**Exercise task**
Give an exact transcription of every line, dropping the images.

----- The input

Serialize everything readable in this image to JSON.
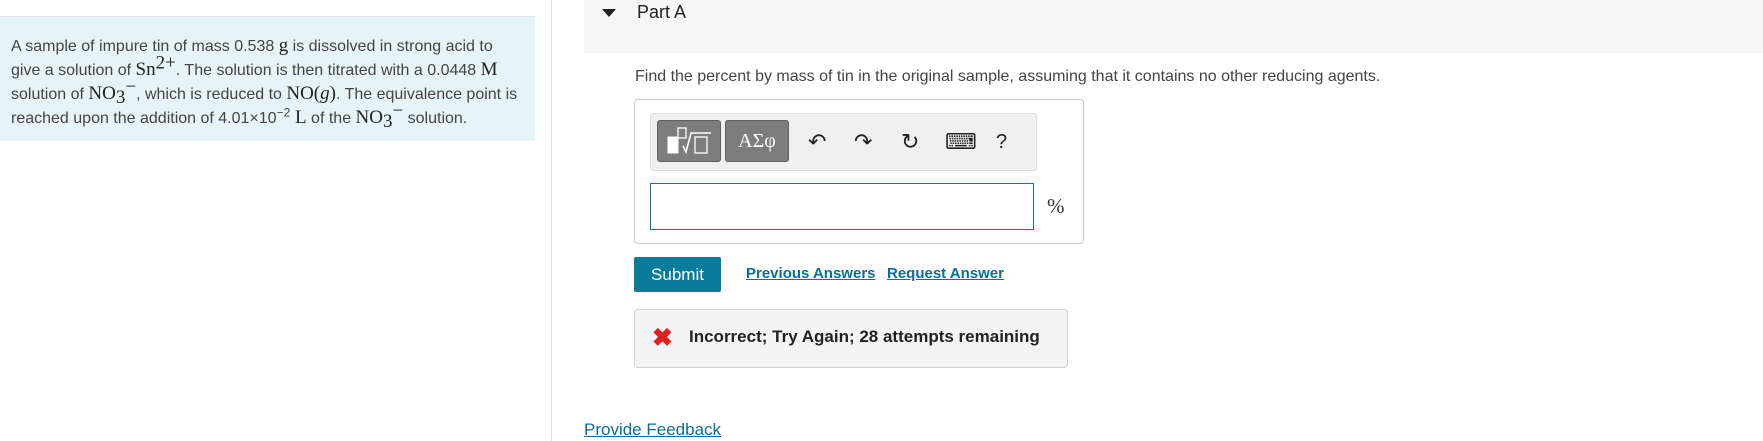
{
  "problem": {
    "t1": "A sample of impure tin of mass 0.538 ",
    "g": "g",
    "t2": " is dissolved in strong acid to give a solution of ",
    "sn": "Sn",
    "sn_charge": "2+",
    "t3": ". The solution is then titrated with a 0.0448 ",
    "M": "M",
    "t4": " solution of ",
    "no": "NO",
    "no3_sub": "3",
    "no3_charge": "−",
    "t5": ", which is reduced to ",
    "nog": "NO(",
    "nog_g": "g",
    "nog_close": ")",
    "t6": ". The equivalence point is reached upon the addition of 4.01×10",
    "exp": "−2",
    "L": " L",
    "t7": " of the ",
    "t8": " solution."
  },
  "part": {
    "title": "Part A"
  },
  "prompt": "Find the percent by mass of tin in the original sample, assuming that it contains no other reducing agents.",
  "toolbar": {
    "greek_label": "ΑΣφ",
    "undo_glyph": "↶",
    "redo_glyph": "↷",
    "reset_glyph": "↻",
    "keyboard_glyph": "⌨",
    "help_label": "?"
  },
  "answer": {
    "value": "",
    "unit": "%"
  },
  "actions": {
    "submit": "Submit",
    "previous_answers": "Previous Answers",
    "request_answer": "Request Answer"
  },
  "feedback": {
    "icon": "✖",
    "message": "Incorrect; Try Again; 28 attempts remaining"
  },
  "footer": {
    "provide_feedback": "Provide Feedback"
  },
  "colors": {
    "accent": "#0a7c9b",
    "error": "#e0201b",
    "problem_bg": "#e6f4f6"
  }
}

----------

**Reply to the task**
Serialize everything readable in this image to JSON.
{
  "problem": {
    "t1": "A sample of impure tin of mass 0.538 ",
    "g": "g",
    "t2": " is dissolved in strong acid to give a solution of ",
    "sn": "Sn",
    "sn_charge": "2+",
    "t3": ". The solution is then titrated with a 0.0448 ",
    "M": "M",
    "t4": " solution of ",
    "no": "NO",
    "no3_sub": "3",
    "no3_charge": "−",
    "t5": ", which is reduced to ",
    "nog": "NO(",
    "nog_g": "g",
    "nog_close": ")",
    "t6": ". The equivalence point is reached upon the addition of 4.01×10",
    "exp": "−2",
    "L": " L",
    "t7": " of the ",
    "t8": " solution."
  },
  "part": {
    "title": "Part A"
  },
  "prompt": "Find the percent by mass of tin in the original sample, assuming that it contains no other reducing agents.",
  "toolbar": {
    "greek_label": "ΑΣφ",
    "undo_glyph": "↶",
    "redo_glyph": "↷",
    "reset_glyph": "↻",
    "keyboard_glyph": "⌨",
    "help_label": "?"
  },
  "answer": {
    "value": "",
    "unit": "%"
  },
  "actions": {
    "submit": "Submit",
    "previous_answers": "Previous Answers",
    "request_answer": "Request Answer"
  },
  "feedback": {
    "icon": "✖",
    "message": "Incorrect; Try Again; 28 attempts remaining"
  },
  "footer": {
    "provide_feedback": "Provide Feedback"
  },
  "colors": {
    "accent": "#0a7c9b",
    "error": "#e0201b",
    "problem_bg": "#e6f4f6"
  }
}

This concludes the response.